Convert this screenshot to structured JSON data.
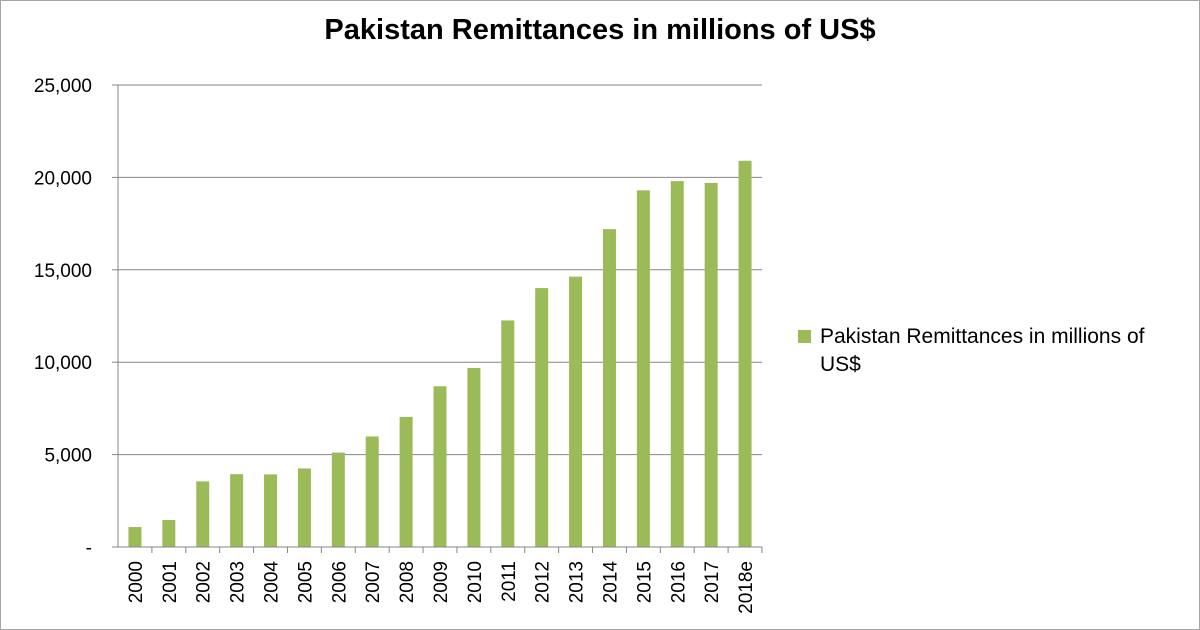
{
  "chart_data": {
    "type": "bar",
    "title": "Pakistan Remittances in millions of US$",
    "categories": [
      "2000",
      "2001",
      "2002",
      "2003",
      "2004",
      "2005",
      "2006",
      "2007",
      "2008",
      "2009",
      "2010",
      "2011",
      "2012",
      "2013",
      "2014",
      "2015",
      "2016",
      "2017",
      "2018e"
    ],
    "series": [
      {
        "name": "Pakistan Remittances in millions of US$",
        "color": "#9bbb59",
        "values": [
          1080,
          1460,
          3550,
          3940,
          3930,
          4250,
          5110,
          5980,
          7040,
          8700,
          9690,
          12260,
          14010,
          14630,
          17200,
          19300,
          19800,
          19700,
          20900
        ]
      }
    ],
    "ylim": [
      0,
      25000
    ],
    "yticks": [
      0,
      5000,
      10000,
      15000,
      20000,
      25000
    ],
    "ytick_labels": [
      "-",
      "5,000",
      "10,000",
      "15,000",
      "20,000",
      "25,000"
    ],
    "grid": true,
    "legend": "right"
  }
}
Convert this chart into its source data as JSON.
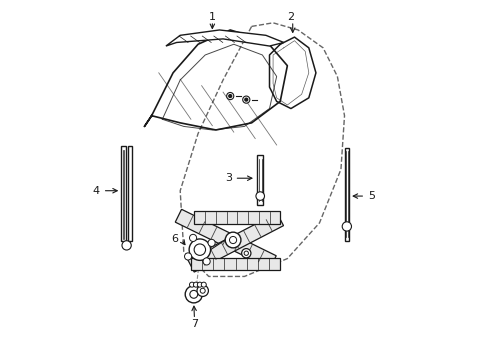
{
  "bg_color": "#ffffff",
  "line_color": "#1a1a1a",
  "dashed_color": "#555555",
  "figsize": [
    4.89,
    3.6
  ],
  "dpi": 100,
  "door_outline": {
    "x": [
      0.52,
      0.58,
      0.67,
      0.74,
      0.78,
      0.79,
      0.77,
      0.7,
      0.6,
      0.48,
      0.38,
      0.32,
      0.32,
      0.38,
      0.46,
      0.52
    ],
    "y": [
      0.94,
      0.95,
      0.93,
      0.87,
      0.78,
      0.65,
      0.5,
      0.38,
      0.28,
      0.24,
      0.24,
      0.3,
      0.48,
      0.62,
      0.72,
      0.94
    ]
  }
}
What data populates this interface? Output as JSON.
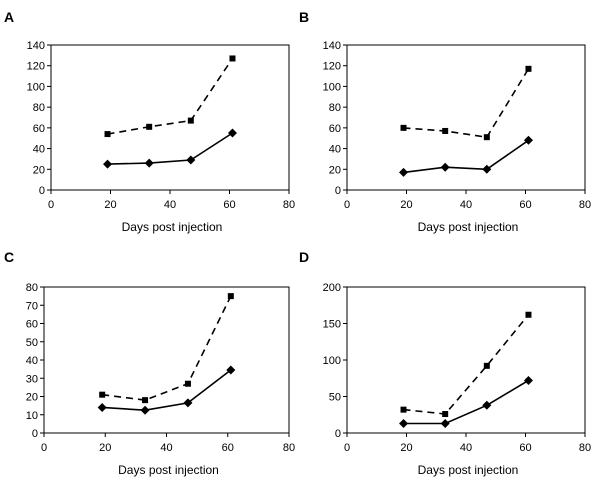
{
  "chart_data": [
    {
      "panel_label": "A",
      "type": "line",
      "xlabel": "Days post injection",
      "ylabel": "",
      "xlim": [
        0,
        80
      ],
      "ylim": [
        0,
        140
      ],
      "xticks": [
        0,
        20,
        40,
        60,
        80
      ],
      "yticks": [
        0,
        20,
        40,
        60,
        80,
        100,
        120,
        140
      ],
      "grid": false,
      "series": [
        {
          "marker": "square",
          "line": "dashed",
          "x": [
            19,
            33,
            47,
            61
          ],
          "y": [
            54,
            61,
            67,
            127
          ]
        },
        {
          "marker": "diamond",
          "line": "solid",
          "x": [
            19,
            33,
            47,
            61
          ],
          "y": [
            25,
            26,
            29,
            55
          ]
        }
      ]
    },
    {
      "panel_label": "B",
      "type": "line",
      "xlabel": "Days post injection",
      "ylabel": "",
      "xlim": [
        0,
        80
      ],
      "ylim": [
        0,
        140
      ],
      "xticks": [
        0,
        20,
        40,
        60,
        80
      ],
      "yticks": [
        0,
        20,
        40,
        60,
        80,
        100,
        120,
        140
      ],
      "grid": false,
      "series": [
        {
          "marker": "square",
          "line": "dashed",
          "x": [
            19,
            33,
            47,
            61
          ],
          "y": [
            60,
            57,
            51,
            117
          ]
        },
        {
          "marker": "diamond",
          "line": "solid",
          "x": [
            19,
            33,
            47,
            61
          ],
          "y": [
            17,
            22,
            20,
            48
          ]
        }
      ]
    },
    {
      "panel_label": "C",
      "type": "line",
      "xlabel": "Days post injection",
      "ylabel": "",
      "xlim": [
        0,
        80
      ],
      "ylim": [
        0,
        80
      ],
      "xticks": [
        0,
        20,
        40,
        60,
        80
      ],
      "yticks": [
        0,
        10,
        20,
        30,
        40,
        50,
        60,
        70,
        80
      ],
      "grid": false,
      "series": [
        {
          "marker": "square",
          "line": "dashed",
          "x": [
            19,
            33,
            47,
            61
          ],
          "y": [
            21,
            18,
            27,
            75
          ]
        },
        {
          "marker": "diamond",
          "line": "solid",
          "x": [
            19,
            33,
            47,
            61
          ],
          "y": [
            14,
            12.5,
            16.5,
            34.5
          ]
        }
      ]
    },
    {
      "panel_label": "D",
      "type": "line",
      "xlabel": "Days post injection",
      "ylabel": "",
      "xlim": [
        0,
        80
      ],
      "ylim": [
        0,
        200
      ],
      "xticks": [
        0,
        20,
        40,
        60,
        80
      ],
      "yticks": [
        0,
        50,
        100,
        150,
        200
      ],
      "grid": false,
      "series": [
        {
          "marker": "square",
          "line": "dashed",
          "x": [
            19,
            33,
            47,
            61
          ],
          "y": [
            32,
            26,
            92,
            162
          ]
        },
        {
          "marker": "diamond",
          "line": "solid",
          "x": [
            19,
            33,
            47,
            61
          ],
          "y": [
            13,
            13,
            38,
            72
          ]
        }
      ]
    }
  ]
}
────────
YOUR INSTRUCTIONS: Leave the pictures out, and print every line of the listing exactly as written.

RESPONSE TO THE TASK:
Convert this screenshot to structured JSON data.
{
  "chart_data": {
    "type": "bar",
    "title": "Pakistan Remittances in millions of US$",
    "categories": [
      "2000",
      "2001",
      "2002",
      "2003",
      "2004",
      "2005",
      "2006",
      "2007",
      "2008",
      "2009",
      "2010",
      "2011",
      "2012",
      "2013",
      "2014",
      "2015",
      "2016",
      "2017",
      "2018e"
    ],
    "series": [
      {
        "name": "Pakistan Remittances in millions of US$",
        "color": "#9bbb59",
        "values": [
          1080,
          1460,
          3550,
          3940,
          3930,
          4250,
          5110,
          5980,
          7040,
          8700,
          9690,
          12260,
          14010,
          14630,
          17200,
          19300,
          19800,
          19700,
          20900
        ]
      }
    ],
    "ylim": [
      0,
      25000
    ],
    "yticks": [
      0,
      5000,
      10000,
      15000,
      20000,
      25000
    ],
    "ytick_labels": [
      "-",
      "5,000",
      "10,000",
      "15,000",
      "20,000",
      "25,000"
    ],
    "grid": true,
    "legend": "right"
  }
}
Convert this chart into its source data as JSON.
{
  "bg_color": "#ffffff",
  "line_color": "#1a1a1a",
  "dashed_color": "#555555",
  "figsize": [
    4.89,
    3.6
  ],
  "dpi": 100,
  "door_outline": {
    "x": [
      0.52,
      0.58,
      0.67,
      0.74,
      0.78,
      0.79,
      0.77,
      0.7,
      0.6,
      0.48,
      0.38,
      0.32,
      0.32,
      0.38,
      0.46,
      0.52
    ],
    "y": [
      0.94,
      0.95,
      0.93,
      0.87,
      0.78,
      0.65,
      0.5,
      0.38,
      0.28,
      0.24,
      0.24,
      0.3,
      0.48,
      0.62,
      0.72,
      0.94
    ]
  }
}
What data populates this interface? Output as JSON.
{
  "chart_data": [
    {
      "panel_label": "A",
      "type": "line",
      "xlabel": "Days post injection",
      "ylabel": "",
      "xlim": [
        0,
        80
      ],
      "ylim": [
        0,
        140
      ],
      "xticks": [
        0,
        20,
        40,
        60,
        80
      ],
      "yticks": [
        0,
        20,
        40,
        60,
        80,
        100,
        120,
        140
      ],
      "grid": false,
      "series": [
        {
          "marker": "square",
          "line": "dashed",
          "x": [
            19,
            33,
            47,
            61
          ],
          "y": [
            54,
            61,
            67,
            127
          ]
        },
        {
          "marker": "diamond",
          "line": "solid",
          "x": [
            19,
            33,
            47,
            61
          ],
          "y": [
            25,
            26,
            29,
            55
          ]
        }
      ]
    },
    {
      "panel_label": "B",
      "type": "line",
      "xlabel": "Days post injection",
      "ylabel": "",
      "xlim": [
        0,
        80
      ],
      "ylim": [
        0,
        140
      ],
      "xticks": [
        0,
        20,
        40,
        60,
        80
      ],
      "yticks": [
        0,
        20,
        40,
        60,
        80,
        100,
        120,
        140
      ],
      "grid": false,
      "series": [
        {
          "marker": "square",
          "line": "dashed",
          "x": [
            19,
            33,
            47,
            61
          ],
          "y": [
            60,
            57,
            51,
            117
          ]
        },
        {
          "marker": "diamond",
          "line": "solid",
          "x": [
            19,
            33,
            47,
            61
          ],
          "y": [
            17,
            22,
            20,
            48
          ]
        }
      ]
    },
    {
      "panel_label": "C",
      "type": "line",
      "xlabel": "Days post injection",
      "ylabel": "",
      "xlim": [
        0,
        80
      ],
      "ylim": [
        0,
        80
      ],
      "xticks": [
        0,
        20,
        40,
        60,
        80
      ],
      "yticks": [
        0,
        10,
        20,
        30,
        40,
        50,
        60,
        70,
        80
      ],
      "grid": false,
      "series": [
        {
          "marker": "square",
          "line": "dashed",
          "x": [
            19,
            33,
            47,
            61
          ],
          "y": [
            21,
            18,
            27,
            75
          ]
        },
        {
          "marker": "diamond",
          "line": "solid",
          "x": [
            19,
            33,
            47,
            61
          ],
          "y": [
            14,
            12.5,
            16.5,
            34.5
          ]
        }
      ]
    },
    {
      "panel_label": "D",
      "type": "line",
      "xlabel": "Days post injection",
      "ylabel": "",
      "xlim": [
        0,
        80
      ],
      "ylim": [
        0,
        200
      ],
      "xticks": [
        0,
        20,
        40,
        60,
        80
      ],
      "yticks": [
        0,
        50,
        100,
        150,
        200
      ],
      "grid": false,
      "series": [
        {
          "marker": "square",
          "line": "dashed",
          "x": [
            19,
            33,
            47,
            61
          ],
          "y": [
            32,
            26,
            92,
            162
          ]
        },
        {
          "marker": "diamond",
          "line": "solid",
          "x": [
            19,
            33,
            47,
            61
          ],
          "y": [
            13,
            13,
            38,
            72
          ]
        }
      ]
    }
  ]
}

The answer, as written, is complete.